Data entries:
═══

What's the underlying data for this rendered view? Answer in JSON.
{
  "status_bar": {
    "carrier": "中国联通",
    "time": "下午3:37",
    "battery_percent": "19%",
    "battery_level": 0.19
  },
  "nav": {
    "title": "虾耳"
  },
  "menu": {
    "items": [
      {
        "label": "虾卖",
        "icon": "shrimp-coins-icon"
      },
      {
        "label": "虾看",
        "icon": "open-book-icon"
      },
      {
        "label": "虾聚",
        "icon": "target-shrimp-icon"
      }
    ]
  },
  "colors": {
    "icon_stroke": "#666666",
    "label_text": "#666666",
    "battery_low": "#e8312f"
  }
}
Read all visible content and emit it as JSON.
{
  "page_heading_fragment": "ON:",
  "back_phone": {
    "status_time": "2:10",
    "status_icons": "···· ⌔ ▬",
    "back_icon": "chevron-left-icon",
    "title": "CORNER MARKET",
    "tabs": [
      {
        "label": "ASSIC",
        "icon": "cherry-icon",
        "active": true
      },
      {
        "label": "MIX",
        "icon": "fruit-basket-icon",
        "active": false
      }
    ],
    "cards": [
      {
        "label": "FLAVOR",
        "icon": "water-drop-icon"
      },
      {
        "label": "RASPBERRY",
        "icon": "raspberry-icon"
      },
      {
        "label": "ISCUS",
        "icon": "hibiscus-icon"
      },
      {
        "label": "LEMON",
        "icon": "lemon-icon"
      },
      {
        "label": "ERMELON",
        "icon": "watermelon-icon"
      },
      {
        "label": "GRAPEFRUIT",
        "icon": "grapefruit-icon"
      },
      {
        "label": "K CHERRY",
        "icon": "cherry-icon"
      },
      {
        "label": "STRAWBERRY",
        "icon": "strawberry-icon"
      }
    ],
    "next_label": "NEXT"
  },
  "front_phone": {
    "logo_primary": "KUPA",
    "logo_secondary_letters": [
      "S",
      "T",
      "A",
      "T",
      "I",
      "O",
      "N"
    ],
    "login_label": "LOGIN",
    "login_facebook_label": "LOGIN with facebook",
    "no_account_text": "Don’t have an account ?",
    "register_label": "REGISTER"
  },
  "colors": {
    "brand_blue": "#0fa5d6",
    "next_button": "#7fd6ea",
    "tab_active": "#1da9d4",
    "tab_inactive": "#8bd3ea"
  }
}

═══

▶ Aim
Using the entries above, return each line in which the word "LOGIN" occurs.

▶ Written reply
    "login_label": "LOGIN",
    "login_facebook_label": "LOGIN with facebook",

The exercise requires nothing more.